* [Extrait]
......

Hélas ! hélas ! que sont devenus tous ceux qui étaient là ?

Fontanay et Alfred Johannot sont morts ; de Vigny s’est fait invisible ; Taylor a renoncé aux voyages ; Lamartine, au gouvernement provisoire, a laissé tomber la France de sa main ; Hugo est député, et essaye de ramasser cette France, qui a été trop lourde à la main de son collègue ; nous autres, nous sommes dispersés, suivant chacun de notre côté une route laborieuse, hérissée de mauvais vouloirs, de lois épineuses, de petites haines ministérielles ; et nous allons, aveugles et fatigués, vers ce nouveau monde que Dieu garde pour nos fils et nos petits-fils, que nous ne verrons pas, nous, mais dont au moins nos tombes, comme des bornes militaires, indiqueront le chemin.

......

* [Objectif] Recopiez sans rien changer le passage de l'extrait allant de « Fontanay et Alfred » à « indiqueront le chemin. ». Le matériel fourni n'a aucun rapport avec l'extrait.

* [Matériel fourni]
......

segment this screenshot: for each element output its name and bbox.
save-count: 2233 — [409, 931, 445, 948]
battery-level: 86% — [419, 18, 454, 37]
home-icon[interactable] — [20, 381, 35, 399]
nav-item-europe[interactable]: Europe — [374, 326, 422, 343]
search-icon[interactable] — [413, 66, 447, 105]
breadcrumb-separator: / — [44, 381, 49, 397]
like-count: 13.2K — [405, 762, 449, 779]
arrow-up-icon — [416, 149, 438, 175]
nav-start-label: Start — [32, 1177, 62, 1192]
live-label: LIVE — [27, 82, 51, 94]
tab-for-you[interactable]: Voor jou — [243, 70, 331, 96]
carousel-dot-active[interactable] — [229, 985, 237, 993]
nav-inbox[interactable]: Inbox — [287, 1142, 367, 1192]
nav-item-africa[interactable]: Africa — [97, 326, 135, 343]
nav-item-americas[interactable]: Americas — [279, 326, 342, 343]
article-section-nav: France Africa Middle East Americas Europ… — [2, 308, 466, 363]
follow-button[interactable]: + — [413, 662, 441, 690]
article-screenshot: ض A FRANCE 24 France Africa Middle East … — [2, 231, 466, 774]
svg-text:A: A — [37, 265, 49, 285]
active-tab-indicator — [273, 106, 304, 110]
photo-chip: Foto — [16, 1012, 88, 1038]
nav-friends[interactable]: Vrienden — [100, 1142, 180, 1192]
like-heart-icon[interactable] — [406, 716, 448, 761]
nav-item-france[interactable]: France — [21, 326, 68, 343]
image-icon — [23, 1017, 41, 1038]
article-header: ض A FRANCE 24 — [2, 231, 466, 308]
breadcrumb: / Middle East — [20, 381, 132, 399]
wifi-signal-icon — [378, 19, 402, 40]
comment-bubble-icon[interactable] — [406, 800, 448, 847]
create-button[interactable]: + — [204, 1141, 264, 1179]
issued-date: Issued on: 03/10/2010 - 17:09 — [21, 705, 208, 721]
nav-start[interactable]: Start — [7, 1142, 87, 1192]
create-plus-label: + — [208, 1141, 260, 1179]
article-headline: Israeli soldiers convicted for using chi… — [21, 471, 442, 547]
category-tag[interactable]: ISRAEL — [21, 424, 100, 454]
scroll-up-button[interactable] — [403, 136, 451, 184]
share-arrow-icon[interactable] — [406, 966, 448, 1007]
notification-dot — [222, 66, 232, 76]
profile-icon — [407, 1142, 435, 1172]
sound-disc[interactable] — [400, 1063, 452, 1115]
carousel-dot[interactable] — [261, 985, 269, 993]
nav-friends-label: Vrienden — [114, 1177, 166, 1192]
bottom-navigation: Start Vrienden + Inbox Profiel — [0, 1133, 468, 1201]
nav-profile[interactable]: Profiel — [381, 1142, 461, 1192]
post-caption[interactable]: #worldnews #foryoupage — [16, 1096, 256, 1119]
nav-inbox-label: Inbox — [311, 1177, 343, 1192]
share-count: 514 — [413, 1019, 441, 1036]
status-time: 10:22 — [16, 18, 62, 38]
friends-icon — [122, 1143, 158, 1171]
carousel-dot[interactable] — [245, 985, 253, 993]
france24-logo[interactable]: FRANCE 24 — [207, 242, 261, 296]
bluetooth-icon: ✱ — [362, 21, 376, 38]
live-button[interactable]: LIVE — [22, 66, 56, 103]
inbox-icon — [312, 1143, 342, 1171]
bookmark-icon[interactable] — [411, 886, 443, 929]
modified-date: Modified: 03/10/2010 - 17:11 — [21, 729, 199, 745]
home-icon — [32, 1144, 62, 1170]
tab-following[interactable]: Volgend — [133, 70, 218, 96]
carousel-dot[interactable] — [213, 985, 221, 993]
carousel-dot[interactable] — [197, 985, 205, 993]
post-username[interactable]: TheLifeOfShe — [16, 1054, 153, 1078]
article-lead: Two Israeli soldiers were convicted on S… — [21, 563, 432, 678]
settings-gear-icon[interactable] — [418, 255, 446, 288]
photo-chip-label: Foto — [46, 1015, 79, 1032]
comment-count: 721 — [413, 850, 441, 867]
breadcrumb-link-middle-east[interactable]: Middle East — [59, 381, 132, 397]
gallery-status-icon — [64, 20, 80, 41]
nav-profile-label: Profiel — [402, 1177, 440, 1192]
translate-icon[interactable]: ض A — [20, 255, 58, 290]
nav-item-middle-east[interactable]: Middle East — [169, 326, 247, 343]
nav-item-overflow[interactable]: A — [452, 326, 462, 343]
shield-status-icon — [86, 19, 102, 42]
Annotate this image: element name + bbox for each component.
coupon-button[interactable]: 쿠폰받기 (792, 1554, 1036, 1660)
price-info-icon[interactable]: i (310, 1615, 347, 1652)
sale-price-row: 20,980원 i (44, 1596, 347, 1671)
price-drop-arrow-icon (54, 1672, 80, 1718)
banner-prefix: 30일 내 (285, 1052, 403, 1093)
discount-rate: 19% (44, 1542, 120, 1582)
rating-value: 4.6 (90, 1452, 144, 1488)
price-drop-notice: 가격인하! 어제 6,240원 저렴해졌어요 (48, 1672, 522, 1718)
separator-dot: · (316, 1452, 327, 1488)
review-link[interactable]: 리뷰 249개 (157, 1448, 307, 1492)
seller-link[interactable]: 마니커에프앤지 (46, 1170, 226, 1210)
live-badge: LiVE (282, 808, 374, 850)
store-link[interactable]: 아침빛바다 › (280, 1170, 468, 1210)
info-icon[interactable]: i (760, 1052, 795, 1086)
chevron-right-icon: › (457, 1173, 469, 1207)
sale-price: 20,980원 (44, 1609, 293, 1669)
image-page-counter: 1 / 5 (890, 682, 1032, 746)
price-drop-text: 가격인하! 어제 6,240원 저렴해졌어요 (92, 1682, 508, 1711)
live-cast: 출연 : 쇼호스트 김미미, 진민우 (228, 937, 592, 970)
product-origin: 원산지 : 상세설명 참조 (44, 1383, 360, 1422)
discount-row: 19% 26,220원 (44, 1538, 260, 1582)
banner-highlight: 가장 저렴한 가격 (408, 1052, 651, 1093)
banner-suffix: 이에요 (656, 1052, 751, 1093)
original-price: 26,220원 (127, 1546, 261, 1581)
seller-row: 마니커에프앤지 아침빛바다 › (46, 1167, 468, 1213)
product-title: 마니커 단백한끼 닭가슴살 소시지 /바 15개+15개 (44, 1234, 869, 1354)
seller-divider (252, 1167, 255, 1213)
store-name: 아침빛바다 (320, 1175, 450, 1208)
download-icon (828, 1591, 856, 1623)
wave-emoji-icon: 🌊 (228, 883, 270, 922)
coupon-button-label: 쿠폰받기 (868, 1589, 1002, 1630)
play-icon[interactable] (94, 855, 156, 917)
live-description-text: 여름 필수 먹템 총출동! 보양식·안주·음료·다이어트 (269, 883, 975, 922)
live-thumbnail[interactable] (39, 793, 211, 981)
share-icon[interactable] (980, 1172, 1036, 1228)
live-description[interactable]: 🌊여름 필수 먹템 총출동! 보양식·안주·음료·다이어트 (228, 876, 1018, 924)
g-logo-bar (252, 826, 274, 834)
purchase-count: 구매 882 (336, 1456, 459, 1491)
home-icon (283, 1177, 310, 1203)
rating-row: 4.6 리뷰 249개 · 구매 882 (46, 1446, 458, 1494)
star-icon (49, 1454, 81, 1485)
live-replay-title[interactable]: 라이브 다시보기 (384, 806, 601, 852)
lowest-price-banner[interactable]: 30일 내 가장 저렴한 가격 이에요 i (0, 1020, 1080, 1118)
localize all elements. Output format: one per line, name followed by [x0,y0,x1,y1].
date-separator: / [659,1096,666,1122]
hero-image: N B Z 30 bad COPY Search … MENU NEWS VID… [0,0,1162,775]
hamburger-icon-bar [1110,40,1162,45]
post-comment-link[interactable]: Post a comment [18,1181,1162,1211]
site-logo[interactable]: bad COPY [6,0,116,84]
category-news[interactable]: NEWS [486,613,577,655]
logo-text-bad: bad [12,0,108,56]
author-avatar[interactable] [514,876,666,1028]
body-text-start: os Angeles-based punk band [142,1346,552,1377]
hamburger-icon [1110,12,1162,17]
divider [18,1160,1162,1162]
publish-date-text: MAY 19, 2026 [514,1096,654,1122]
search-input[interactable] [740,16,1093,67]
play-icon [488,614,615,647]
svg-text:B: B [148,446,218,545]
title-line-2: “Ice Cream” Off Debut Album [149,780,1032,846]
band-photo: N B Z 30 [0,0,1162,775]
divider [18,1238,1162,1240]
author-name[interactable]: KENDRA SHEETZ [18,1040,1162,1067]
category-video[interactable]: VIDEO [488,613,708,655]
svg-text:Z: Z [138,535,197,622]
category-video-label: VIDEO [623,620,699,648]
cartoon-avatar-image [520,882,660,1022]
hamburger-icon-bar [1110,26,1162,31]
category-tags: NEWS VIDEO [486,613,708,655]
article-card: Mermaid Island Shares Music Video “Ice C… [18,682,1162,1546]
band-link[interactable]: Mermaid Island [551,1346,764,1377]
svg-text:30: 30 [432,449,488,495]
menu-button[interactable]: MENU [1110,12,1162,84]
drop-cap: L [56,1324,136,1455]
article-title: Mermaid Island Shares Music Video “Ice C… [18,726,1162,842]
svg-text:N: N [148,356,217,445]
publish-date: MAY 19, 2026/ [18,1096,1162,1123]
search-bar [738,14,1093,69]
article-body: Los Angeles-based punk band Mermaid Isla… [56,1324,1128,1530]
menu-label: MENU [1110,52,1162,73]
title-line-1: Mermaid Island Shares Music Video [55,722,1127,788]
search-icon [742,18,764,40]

......

* [Réponse attendue]
Fontanay et Alfred Johannot sont morts ; de Vigny s’est fait invisible ; Taylor a renoncé aux voyages ; Lamartine, au gouvernement provisoire, a laissé tomber la France de sa main ; Hugo est député, et essaye de ramasser cette France, qui a été trop lourde à la main de son collègue ; nous autres, nous sommes dispersés, suivant chacun de notre côté une route laborieuse, hérissée de mauvais vouloirs, de lois épineuses, de petites haines ministérielles ; et nous allons, aveugles et fatigués, vers ce nouveau monde que Dieu garde pour nos fils et nos petits-fils, que nous ne verrons pas, nous, mais dont au moins nos tombes, comme des bornes militaires, indiqueront le chemin.